## EXTRACTED INFORMATION
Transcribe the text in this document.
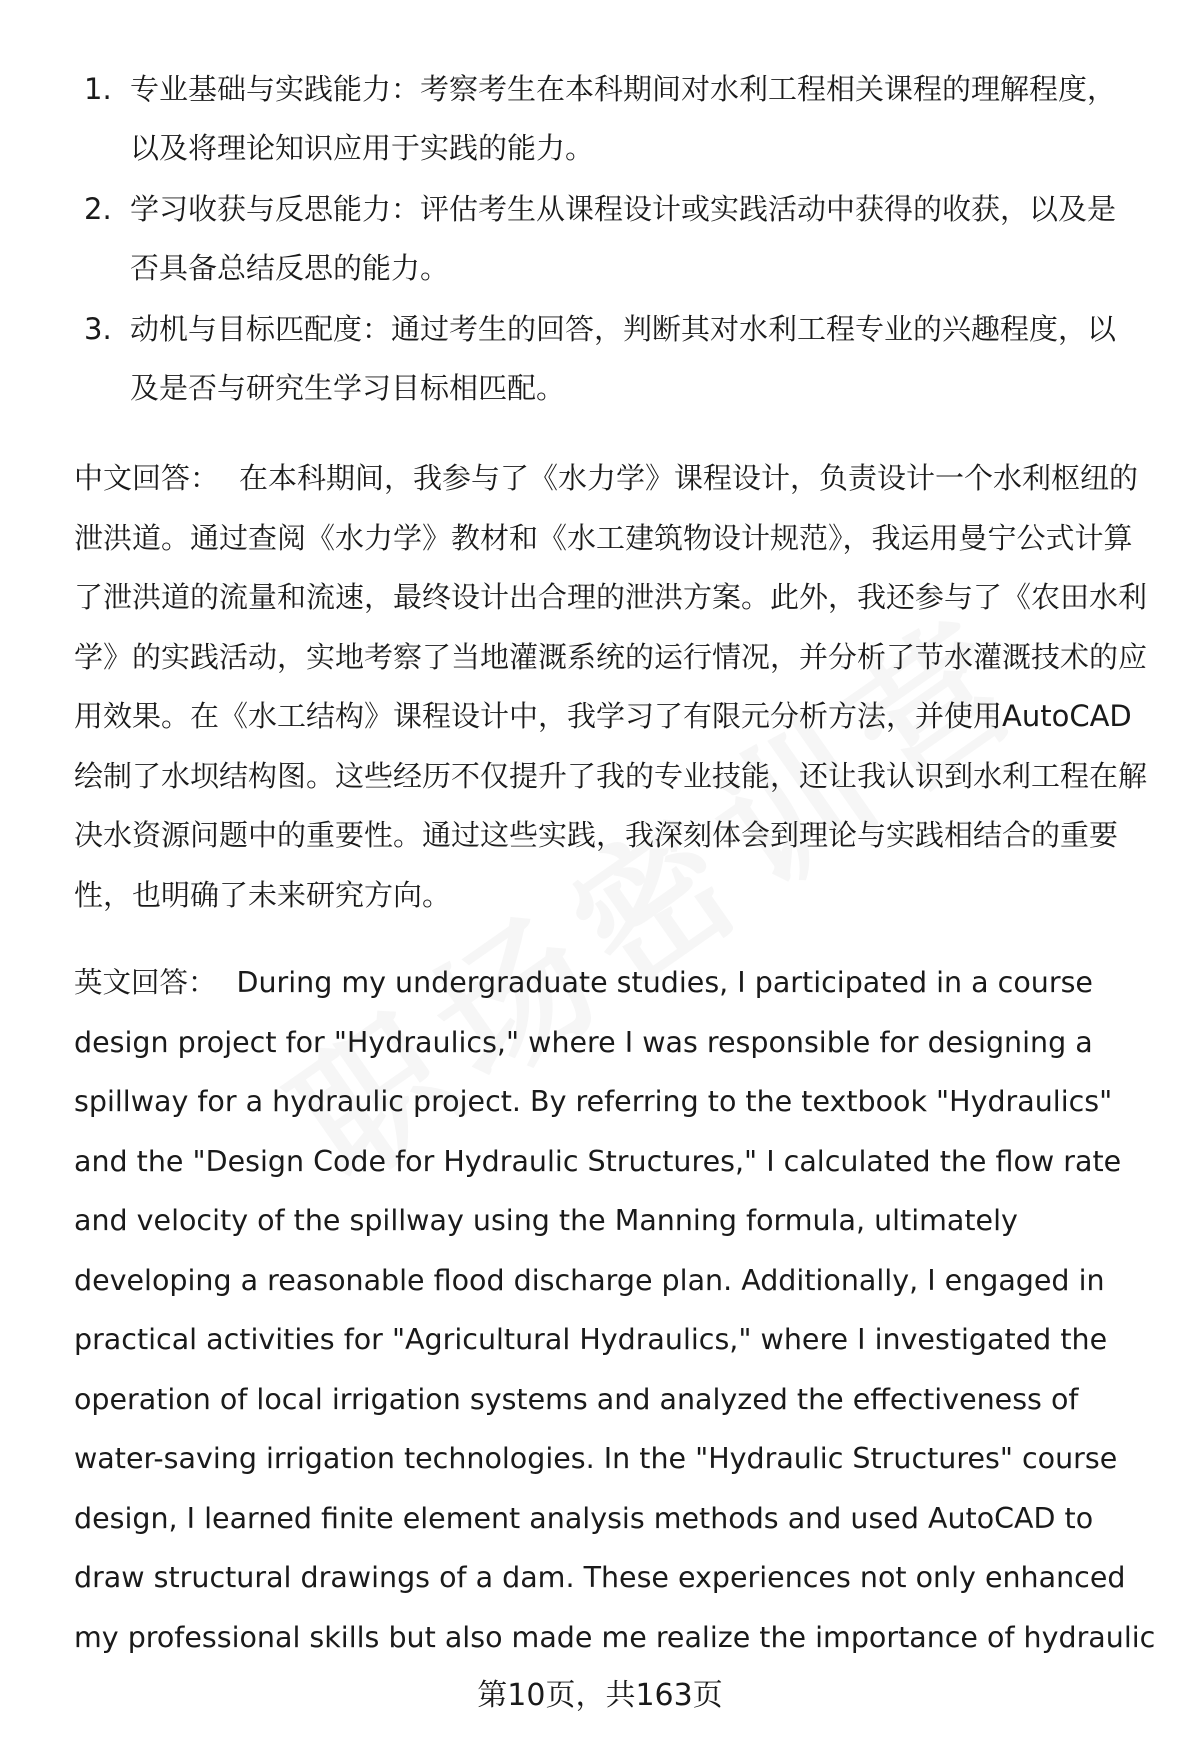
1. 专业基础与实践能力：考察考生在本科期间对水利工程相关课程的理解程度，以及将理论知识应用于实践的能力。
2. 学习收获与反思能力：评估考生从课程设计或实践活动中获得的收获，以及是否具备总结反思的能力。
3. 动机与目标匹配度：通过考生的回答，判断其对水利工程专业的兴趣程度，以及是否与研究生学习目标相匹配。

中文回答： 在本科期间，我参与了《水力学》课程设计，负责设计一个水利枢纽的泄洪道。通过查阅《水力学》教材和《水工建筑物设计规范》，我运用曼宁公式计算了泄洪道的流量和流速，最终设计出合理的泄洪方案。此外，我还参与了《农田水利学》的实践活动，实地考察了当地灌溉系统的运行情况，并分析了节水灌溉技术的应用效果。在《水工结构》课程设计中，我学习了有限元分析方法，并使用AutoCAD绘制了水坝结构图。这些经历不仅提升了我的专业技能，还让我认识到水利工程在解决水资源问题中的重要性。通过这些实践，我深刻体会到理论与实践相结合的重要性，也明确了未来研究方向。

英文回答： During my undergraduate studies, I participated in a course design project for "Hydraulics," where I was responsible for designing a spillway for a hydraulic project. By referring to the textbook "Hydraulics" and the "Design Code for Hydraulic Structures," I calculated the flow rate and velocity of the spillway using the Manning formula, ultimately developing a reasonable flood discharge plan. Additionally, I engaged in practical activities for "Agricultural Hydraulics," where I investigated the operation of local irrigation systems and analyzed the effectiveness of water-saving irrigation technologies. In the "Hydraulic Structures" course design, I learned finite element analysis methods and used AutoCAD to draw structural drawings of a dam. These experiences not only enhanced my professional skills but also made me realize the importance of hydraulic

第10页，共163页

## AIM OF THE TASK
Give back all entries exactly. No pictures belong in the copy.

## OUTPUT FOR THIS EXERCISE
Transcribe the text in this document.
1. 专业基础与实践能力：考察考生在本科期间对水利工程相关课程的理解程度，以及将理论知识应用于实践的能力。
2. 学习收获与反思能力：评估考生从课程设计或实践活动中获得的收获，以及是否具备总结反思的能力。
3. 动机与目标匹配度：通过考生的回答，判断其对水利工程专业的兴趣程度，以及是否与研究生学习目标相匹配。

中文回答： 在本科期间，我参与了《水力学》课程设计，负责设计一个水利枢纽的泄洪道。通过查阅《水力学》教材和《水工建筑物设计规范》，我运用曼宁公式计算了泄洪道的流量和流速，最终设计出合理的泄洪方案。此外，我还参与了《农田水利学》的实践活动，实地考察了当地灌溉系统的运行情况，并分析了节水灌溉技术的应用效果。在《水工结构》课程设计中，我学习了有限元分析方法，并使用AutoCAD绘制了水坝结构图。这些经历不仅提升了我的专业技能，还让我认识到水利工程在解决水资源问题中的重要性。通过这些实践，我深刻体会到理论与实践相结合的重要性，也明确了未来研究方向。

英文回答： During my undergraduate studies, I participated in a course design project for "Hydraulics," where I was responsible for designing a spillway for a hydraulic project. By referring to the textbook "Hydraulics" and the "Design Code for Hydraulic Structures," I calculated the flow rate and velocity of the spillway using the Manning formula, ultimately developing a reasonable flood discharge plan. Additionally, I engaged in practical activities for "Agricultural Hydraulics," where I investigated the operation of local irrigation systems and analyzed the effectiveness of water-saving irrigation technologies. In the "Hydraulic Structures" course design, I learned finite element analysis methods and used AutoCAD to draw structural drawings of a dam. These experiences not only enhanced my professional skills but also made me realize the importance of hydraulic

第10页，共163页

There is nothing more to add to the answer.